__TEKS BACAAN__.

+++

Nomura dan Goldman Sachs Kembali Pangkas Proyeksi Ekonomi China 2022

Sebelumnya, Goldman Sachs dan Nomura kembali menurunkan prediksi pertumbuhan ekonomi China, di tengah ketidakpastian yang dipicu dari kebijakan nol-Covid-19 dan krisis energi.

Dilansir dari CNBC International, Jumat (19/8/2022) Goldman Sachs menurunkan proyeksi ekonomi China dalam setahun penuh 2022 menjadi 3,0 persen dari semula 3,3 persen.

Sementara Nomura memangkas proyeksi ekonomi China setahun penuh menjadi 2,8 persen dari 3,3 persen.

Pemotongan tersebut mewakili pesimisme yang berkelanjutan di antara bank-bank investasi atas target pertumbuhan resmi ekonomi China sebesar 5,5 persen.

Namun, pada Juli 2022, pejabat China mengindikasikan ekonomi negara itu mungkin tidak akan mencapai target PDB tahun ini.

Terkait proyeksi terbarunya, ekonomGoldman Sachs mengutip data ekonomi terbaru untuk bulan Juli serta kendala energi jangka pendek karena gelombang panas yang ekstrim di China.

Seperti diketahui, China menjadi salah satu negara yang menghadapi gelombang panas terburuk dalam beberapa dekade. Masalah iklim ini membebani pasokan listrik yang sudah tertekan dan menyebabkan pengurangan produksi di beberapa wilayah negara itu.

Ekonom dari Goldman dan Nomura juga mencatat kenaikan kasus Covid-19 secara nasional serta kontraksi investasi properti yang membuat minat investasi surut.

+++

__DATA__.

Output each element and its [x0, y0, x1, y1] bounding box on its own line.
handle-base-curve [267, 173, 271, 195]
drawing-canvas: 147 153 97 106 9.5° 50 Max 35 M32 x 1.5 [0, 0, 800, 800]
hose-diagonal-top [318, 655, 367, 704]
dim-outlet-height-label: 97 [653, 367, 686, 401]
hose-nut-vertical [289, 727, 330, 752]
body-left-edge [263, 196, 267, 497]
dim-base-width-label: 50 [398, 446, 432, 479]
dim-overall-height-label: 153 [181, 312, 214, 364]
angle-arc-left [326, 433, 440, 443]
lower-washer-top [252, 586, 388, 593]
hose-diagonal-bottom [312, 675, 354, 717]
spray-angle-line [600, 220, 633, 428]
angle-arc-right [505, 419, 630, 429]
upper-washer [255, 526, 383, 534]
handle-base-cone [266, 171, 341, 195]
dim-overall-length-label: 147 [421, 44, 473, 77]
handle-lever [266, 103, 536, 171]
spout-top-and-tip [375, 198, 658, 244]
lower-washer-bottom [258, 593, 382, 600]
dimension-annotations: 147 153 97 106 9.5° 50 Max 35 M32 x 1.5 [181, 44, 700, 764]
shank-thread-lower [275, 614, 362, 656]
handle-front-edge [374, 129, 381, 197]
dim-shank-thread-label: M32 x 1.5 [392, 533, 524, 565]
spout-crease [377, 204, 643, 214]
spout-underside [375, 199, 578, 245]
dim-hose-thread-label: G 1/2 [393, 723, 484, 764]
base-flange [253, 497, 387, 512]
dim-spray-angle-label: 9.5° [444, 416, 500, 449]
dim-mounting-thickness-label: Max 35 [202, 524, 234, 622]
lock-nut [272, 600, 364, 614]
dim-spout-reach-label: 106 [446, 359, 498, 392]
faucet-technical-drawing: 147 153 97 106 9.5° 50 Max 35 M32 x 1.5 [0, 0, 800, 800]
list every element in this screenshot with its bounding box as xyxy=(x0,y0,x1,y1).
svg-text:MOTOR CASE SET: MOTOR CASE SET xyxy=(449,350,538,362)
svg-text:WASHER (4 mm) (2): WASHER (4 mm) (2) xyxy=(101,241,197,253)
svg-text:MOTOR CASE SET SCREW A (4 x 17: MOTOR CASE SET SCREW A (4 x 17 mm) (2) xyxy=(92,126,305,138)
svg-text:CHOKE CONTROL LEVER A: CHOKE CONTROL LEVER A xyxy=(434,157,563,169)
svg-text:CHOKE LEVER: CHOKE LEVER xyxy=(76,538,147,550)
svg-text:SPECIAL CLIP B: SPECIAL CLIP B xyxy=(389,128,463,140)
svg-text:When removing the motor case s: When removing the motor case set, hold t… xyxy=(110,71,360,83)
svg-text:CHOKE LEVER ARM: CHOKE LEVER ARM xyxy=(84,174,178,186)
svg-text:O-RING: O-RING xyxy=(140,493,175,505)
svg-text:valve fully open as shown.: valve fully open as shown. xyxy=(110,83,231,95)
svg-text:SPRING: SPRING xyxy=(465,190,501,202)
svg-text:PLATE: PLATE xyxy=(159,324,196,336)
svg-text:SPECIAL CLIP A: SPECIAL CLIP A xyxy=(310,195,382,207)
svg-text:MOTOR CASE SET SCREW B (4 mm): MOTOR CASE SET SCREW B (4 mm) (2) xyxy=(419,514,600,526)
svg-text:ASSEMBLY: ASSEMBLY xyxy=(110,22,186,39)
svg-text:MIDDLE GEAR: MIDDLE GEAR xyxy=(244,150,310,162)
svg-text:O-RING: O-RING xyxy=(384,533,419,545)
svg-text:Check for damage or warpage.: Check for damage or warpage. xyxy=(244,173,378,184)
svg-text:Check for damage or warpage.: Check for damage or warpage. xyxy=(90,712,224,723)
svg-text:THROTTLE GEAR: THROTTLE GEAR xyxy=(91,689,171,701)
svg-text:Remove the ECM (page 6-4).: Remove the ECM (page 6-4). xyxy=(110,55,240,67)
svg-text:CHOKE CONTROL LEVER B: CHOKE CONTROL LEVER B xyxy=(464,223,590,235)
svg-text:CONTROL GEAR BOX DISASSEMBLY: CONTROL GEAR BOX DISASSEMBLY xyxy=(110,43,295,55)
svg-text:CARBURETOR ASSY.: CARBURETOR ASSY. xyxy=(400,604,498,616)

+++

Salin seluruh teks tentang pemangkasan proyeksi ekonomi China tanpa mengubah satu kata pun.

Nomura dan Goldman Sachs Kembali Pangkas Proyeksi Ekonomi China 2022

Sebelumnya, Goldman Sachs dan Nomura kembali menurunkan prediksi pertumbuhan ekonomi China, di tengah ketidakpastian yang dipicu dari kebijakan nol-Covid-19 dan krisis energi.

Dilansir dari CNBC International, Jumat (19/8/2022) Goldman Sachs menurunkan proyeksi ekonomi China dalam setahun penuh 2022 menjadi 3,0 persen dari semula 3,3 persen.

Sementara Nomura memangkas proyeksi ekonomi China setahun penuh menjadi 2,8 persen dari 3,3 persen.

Pemotongan tersebut mewakili pesimisme yang berkelanjutan di antara bank-bank investasi atas target pertumbuhan resmi ekonomi China sebesar 5,5 persen.

Namun, pada Juli 2022, pejabat China mengindikasikan ekonomi negara itu mungkin tidak akan mencapai target PDB tahun ini.

Terkait proyeksi terbarunya, ekonomGoldman Sachs mengutip data ekonomi terbaru untuk bulan Juli serta kendala energi jangka pendek karena gelombang panas yang ekstrim di China.

Seperti diketahui, China menjadi salah satu negara yang menghadapi gelombang panas terburuk dalam beberapa dekade. Masalah iklim ini membebani pasokan listrik yang sudah tertekan dan menyebabkan pengurangan produksi di beberapa wilayah negara itu.

Ekonom dari Goldman dan Nomura juga mencatat kenaikan kasus Covid-19 secara nasional serta kontraksi investasi properti yang membuat minat investasi surut.